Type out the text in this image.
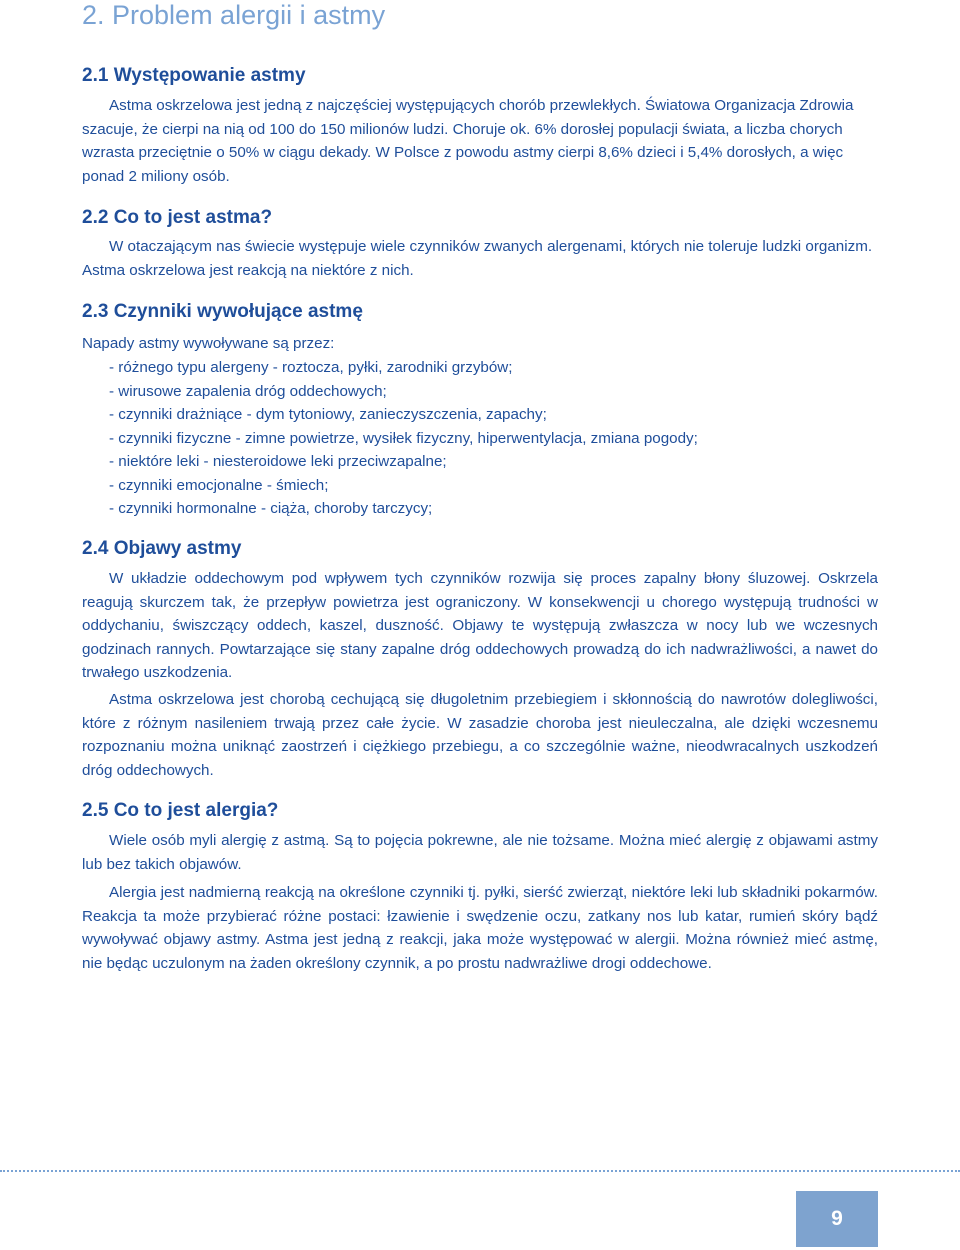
2. Problem alergii i astmy
2.1 Występowanie astmy

Astma oskrzelowa jest jedną z najczęściej występujących chorób przewlekłych. Światowa Organizacja Zdrowia szacuje, że cierpi na nią od 100 do 150 milionów ludzi. Choruje ok. 6% dorosłej populacji świata, a liczba chorych wzrasta przeciętnie o 50% w ciągu dekady. W Polsce z powodu astmy cierpi 8,6% dzieci i 5,4% dorosłych, a więc ponad 2 miliony osób.

2.2 Co to jest astma?

W otaczającym nas świecie występuje wiele czynników zwanych alergenami, których nie toleruje ludzki organizm. Astma oskrzelowa jest reakcją na niektóre z nich.

2.3 Czynniki wywołujące astmę

Napady astmy wywoływane są przez:

- różnego typu alergeny - roztocza, pyłki, zarodniki grzybów;
- wirusowe zapalenia dróg oddechowych;
- czynniki drażniące - dym tytoniowy, zanieczyszczenia, zapachy;
- czynniki fizyczne - zimne powietrze, wysiłek fizyczny, hiperwentylacja, zmiana pogody;
- niektóre leki - niesteroidowe leki przeciwzapalne;
- czynniki emocjonalne - śmiech;
- czynniki hormonalne - ciąża, choroby tarczycy;
2.4 Objawy astmy

W układzie oddechowym pod wpływem tych czynników rozwija się proces zapalny błony śluzowej. Oskrzela reagują skurczem tak, że przepływ powietrza jest ograniczony. W konsekwencji u chorego występują trudności w oddychaniu, świszczący oddech, kaszel, duszność. Objawy te występują zwłaszcza w nocy lub we wczesnych godzinach rannych. Powtarzające się stany zapalne dróg oddechowych prowadzą do ich nadwrażliwości, a nawet do trwałego uszkodzenia.

Astma oskrzelowa jest chorobą cechującą się długoletnim przebiegiem i skłonnością do nawrotów dolegliwości, które z różnym nasileniem trwają przez całe życie. W zasadzie choroba jest nieuleczalna, ale dzięki wczesnemu rozpoznaniu można uniknąć zaostrzeń i ciężkiego przebiegu, a co szczególnie ważne, nieodwracalnych uszkodzeń dróg oddechowych.

2.5 Co to jest alergia?

Wiele osób myli alergię z astmą. Są to pojęcia pokrewne, ale nie tożsame. Można mieć alergię z objawami astmy lub bez takich objawów.

Alergia jest nadmierną reakcją na określone czynniki tj. pyłki, sierść zwierząt, niektóre leki lub składniki pokarmów. Reakcja ta może przybierać różne postaci: łzawienie i swędzenie oczu, zatkany nos lub katar, rumień skóry bądź wywoływać objawy astmy. Astma jest jedną z reakcji, jaka może występować w alergii. Można również mieć astmę, nie będąc uczulonym na żaden określony czynnik, a po prostu nadwrażliwe drogi oddechowe.

9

━━━

## The exercise
The word "dróg" appears in how many lines of the data? Answer with only the number.

## Answer for this exercise
3